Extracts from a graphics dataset
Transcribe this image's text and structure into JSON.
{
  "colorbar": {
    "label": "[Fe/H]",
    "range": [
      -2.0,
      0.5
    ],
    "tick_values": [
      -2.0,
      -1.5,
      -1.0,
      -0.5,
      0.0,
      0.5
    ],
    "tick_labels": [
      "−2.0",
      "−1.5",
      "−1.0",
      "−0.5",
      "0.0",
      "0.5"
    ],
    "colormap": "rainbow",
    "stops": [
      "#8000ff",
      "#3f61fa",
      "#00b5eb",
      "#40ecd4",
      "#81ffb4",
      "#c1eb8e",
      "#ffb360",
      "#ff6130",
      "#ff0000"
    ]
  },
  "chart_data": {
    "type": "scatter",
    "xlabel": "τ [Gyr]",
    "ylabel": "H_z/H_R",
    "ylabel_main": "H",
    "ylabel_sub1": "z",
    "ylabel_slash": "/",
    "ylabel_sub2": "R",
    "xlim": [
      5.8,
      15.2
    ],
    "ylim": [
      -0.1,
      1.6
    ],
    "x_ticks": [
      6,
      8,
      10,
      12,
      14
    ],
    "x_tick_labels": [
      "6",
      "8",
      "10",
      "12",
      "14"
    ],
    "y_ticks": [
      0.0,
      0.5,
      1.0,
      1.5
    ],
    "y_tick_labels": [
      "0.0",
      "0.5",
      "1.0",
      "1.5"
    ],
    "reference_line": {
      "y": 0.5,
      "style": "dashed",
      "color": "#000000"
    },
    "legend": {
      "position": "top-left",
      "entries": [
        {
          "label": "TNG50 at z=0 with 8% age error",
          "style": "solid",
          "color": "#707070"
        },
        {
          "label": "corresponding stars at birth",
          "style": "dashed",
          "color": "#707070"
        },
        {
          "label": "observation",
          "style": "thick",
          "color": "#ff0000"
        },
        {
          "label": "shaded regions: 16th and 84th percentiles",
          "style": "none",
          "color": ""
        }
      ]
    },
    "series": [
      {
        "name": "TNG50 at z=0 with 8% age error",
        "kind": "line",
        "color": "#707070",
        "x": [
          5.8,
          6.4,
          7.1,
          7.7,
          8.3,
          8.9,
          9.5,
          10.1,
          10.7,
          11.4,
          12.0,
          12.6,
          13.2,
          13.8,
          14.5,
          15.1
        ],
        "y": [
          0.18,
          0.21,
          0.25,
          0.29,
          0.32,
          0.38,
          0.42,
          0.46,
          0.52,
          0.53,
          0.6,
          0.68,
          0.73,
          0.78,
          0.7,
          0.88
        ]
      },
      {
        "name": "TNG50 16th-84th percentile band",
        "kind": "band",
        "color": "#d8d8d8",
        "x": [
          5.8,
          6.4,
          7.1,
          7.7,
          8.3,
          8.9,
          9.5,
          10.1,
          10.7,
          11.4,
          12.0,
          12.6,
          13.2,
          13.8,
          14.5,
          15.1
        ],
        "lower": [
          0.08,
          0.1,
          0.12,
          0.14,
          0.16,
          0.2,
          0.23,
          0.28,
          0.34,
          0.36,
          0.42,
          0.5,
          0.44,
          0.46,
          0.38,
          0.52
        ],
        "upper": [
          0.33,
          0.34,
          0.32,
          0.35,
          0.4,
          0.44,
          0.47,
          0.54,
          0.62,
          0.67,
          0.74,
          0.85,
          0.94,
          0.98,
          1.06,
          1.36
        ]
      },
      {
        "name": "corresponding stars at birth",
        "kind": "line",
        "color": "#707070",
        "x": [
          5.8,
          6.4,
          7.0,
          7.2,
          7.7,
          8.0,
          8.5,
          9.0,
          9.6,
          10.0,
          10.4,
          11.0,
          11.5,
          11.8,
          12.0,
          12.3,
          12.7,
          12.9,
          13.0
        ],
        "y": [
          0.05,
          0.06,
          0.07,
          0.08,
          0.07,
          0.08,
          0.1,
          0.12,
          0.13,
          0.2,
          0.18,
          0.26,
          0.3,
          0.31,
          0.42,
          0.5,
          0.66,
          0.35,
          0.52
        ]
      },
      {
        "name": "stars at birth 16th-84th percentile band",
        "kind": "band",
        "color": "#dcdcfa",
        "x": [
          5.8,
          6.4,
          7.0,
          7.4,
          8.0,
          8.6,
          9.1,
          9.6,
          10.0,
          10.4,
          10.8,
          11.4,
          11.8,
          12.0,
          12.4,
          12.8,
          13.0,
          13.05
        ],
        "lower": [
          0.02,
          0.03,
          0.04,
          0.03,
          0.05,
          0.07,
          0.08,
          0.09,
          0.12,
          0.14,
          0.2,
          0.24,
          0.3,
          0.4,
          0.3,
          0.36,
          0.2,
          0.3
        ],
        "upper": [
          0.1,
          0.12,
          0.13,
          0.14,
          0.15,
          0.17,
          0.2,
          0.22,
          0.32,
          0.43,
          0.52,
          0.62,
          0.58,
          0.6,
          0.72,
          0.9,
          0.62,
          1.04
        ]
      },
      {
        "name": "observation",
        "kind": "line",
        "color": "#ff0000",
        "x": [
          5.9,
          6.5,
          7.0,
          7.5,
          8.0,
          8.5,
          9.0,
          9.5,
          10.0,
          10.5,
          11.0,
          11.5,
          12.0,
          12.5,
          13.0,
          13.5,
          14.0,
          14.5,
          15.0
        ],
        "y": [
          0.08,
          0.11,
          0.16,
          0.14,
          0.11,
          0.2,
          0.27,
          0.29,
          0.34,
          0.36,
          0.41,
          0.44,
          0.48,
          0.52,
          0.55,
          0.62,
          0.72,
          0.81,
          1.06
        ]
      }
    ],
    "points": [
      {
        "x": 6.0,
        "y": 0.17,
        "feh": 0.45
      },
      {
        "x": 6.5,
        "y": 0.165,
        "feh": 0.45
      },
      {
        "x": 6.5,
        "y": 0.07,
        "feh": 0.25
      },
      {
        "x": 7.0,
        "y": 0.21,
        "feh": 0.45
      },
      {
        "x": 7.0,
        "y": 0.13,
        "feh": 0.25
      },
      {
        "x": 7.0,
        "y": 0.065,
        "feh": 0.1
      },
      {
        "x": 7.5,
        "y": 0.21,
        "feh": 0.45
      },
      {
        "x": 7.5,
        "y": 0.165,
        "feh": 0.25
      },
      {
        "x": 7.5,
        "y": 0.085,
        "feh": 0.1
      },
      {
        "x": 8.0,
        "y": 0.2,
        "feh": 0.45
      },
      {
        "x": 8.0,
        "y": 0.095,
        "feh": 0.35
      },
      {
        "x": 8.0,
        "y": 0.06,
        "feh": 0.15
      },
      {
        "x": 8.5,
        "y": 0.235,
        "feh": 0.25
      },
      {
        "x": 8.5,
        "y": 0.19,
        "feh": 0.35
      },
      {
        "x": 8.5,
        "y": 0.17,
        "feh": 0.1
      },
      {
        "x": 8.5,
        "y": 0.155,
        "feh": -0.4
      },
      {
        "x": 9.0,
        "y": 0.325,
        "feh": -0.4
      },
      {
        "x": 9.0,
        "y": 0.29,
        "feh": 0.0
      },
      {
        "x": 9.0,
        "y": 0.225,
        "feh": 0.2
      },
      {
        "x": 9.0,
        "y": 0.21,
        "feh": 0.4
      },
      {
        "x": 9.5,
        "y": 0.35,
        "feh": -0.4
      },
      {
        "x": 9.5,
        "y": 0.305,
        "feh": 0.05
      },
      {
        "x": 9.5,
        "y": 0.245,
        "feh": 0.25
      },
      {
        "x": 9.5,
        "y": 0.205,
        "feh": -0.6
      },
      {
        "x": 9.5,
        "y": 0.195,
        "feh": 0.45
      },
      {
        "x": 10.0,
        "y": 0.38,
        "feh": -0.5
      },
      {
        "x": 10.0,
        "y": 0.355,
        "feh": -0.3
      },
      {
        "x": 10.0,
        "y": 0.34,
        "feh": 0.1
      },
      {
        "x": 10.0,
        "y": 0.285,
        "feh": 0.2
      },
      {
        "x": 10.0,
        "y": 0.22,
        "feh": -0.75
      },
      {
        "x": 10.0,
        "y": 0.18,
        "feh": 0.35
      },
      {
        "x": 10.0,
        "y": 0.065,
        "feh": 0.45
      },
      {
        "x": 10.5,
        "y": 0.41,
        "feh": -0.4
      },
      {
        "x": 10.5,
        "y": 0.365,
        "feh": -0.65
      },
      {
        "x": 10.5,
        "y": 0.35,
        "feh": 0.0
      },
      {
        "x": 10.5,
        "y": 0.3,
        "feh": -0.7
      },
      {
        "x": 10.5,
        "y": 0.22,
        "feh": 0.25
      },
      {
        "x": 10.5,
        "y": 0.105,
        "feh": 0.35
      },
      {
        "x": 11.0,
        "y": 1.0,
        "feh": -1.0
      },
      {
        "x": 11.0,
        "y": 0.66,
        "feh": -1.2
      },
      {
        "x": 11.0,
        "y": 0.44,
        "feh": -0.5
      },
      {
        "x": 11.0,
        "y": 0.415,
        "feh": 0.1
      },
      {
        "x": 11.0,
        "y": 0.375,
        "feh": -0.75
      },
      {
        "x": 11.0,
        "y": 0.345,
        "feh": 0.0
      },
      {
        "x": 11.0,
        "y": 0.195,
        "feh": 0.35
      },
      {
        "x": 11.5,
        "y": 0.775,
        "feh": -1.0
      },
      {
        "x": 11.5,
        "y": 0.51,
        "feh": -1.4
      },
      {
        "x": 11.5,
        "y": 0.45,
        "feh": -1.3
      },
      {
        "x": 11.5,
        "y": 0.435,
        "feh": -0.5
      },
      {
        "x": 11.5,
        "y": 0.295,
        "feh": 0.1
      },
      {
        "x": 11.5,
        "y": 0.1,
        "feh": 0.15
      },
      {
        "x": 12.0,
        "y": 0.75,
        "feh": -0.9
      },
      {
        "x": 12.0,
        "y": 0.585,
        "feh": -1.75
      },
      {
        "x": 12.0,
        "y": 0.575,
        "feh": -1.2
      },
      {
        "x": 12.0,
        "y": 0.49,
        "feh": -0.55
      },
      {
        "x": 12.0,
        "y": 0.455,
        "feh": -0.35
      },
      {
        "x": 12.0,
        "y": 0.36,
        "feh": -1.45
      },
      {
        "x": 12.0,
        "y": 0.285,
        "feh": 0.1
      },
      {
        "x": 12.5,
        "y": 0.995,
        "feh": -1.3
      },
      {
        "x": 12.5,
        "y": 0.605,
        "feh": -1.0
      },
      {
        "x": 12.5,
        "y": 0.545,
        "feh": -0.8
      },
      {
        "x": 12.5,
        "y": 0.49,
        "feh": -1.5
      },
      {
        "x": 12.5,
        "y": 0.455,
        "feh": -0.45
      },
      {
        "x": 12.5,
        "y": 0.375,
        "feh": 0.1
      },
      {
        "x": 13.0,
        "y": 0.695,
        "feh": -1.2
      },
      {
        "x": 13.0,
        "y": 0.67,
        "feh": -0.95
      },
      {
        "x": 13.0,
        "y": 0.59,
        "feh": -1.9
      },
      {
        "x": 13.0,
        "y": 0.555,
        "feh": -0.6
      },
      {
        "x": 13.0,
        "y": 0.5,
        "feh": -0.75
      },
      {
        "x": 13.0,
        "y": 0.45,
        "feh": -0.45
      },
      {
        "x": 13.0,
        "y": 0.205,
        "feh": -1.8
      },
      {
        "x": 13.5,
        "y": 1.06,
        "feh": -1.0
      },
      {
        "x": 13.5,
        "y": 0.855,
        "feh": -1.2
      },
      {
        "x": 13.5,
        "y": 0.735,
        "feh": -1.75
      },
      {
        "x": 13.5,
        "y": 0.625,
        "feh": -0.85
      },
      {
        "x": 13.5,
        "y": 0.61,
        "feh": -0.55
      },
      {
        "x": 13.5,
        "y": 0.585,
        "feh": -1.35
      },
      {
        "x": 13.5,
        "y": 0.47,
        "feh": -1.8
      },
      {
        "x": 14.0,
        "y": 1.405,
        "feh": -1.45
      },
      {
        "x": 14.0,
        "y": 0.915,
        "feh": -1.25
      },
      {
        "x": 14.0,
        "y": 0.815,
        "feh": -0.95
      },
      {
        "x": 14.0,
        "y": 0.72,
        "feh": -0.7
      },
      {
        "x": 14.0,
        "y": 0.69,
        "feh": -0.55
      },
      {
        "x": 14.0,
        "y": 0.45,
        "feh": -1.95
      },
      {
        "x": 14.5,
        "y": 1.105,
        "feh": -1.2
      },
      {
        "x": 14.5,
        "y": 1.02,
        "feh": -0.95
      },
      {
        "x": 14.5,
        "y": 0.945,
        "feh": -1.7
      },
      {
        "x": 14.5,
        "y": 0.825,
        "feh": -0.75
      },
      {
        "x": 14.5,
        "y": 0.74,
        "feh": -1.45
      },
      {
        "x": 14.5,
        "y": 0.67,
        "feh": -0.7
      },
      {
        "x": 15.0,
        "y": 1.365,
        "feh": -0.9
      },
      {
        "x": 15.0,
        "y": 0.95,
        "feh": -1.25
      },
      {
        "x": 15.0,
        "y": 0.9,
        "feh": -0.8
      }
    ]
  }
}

▶ PROBLEM DETAILS: Return each line among the entries that holds the word "error".

▶ RESPONSE BELOW:
          "label": "TNG50 at z=0 with 8% age error",
        "name": "TNG50 at z=0 with 8% age error",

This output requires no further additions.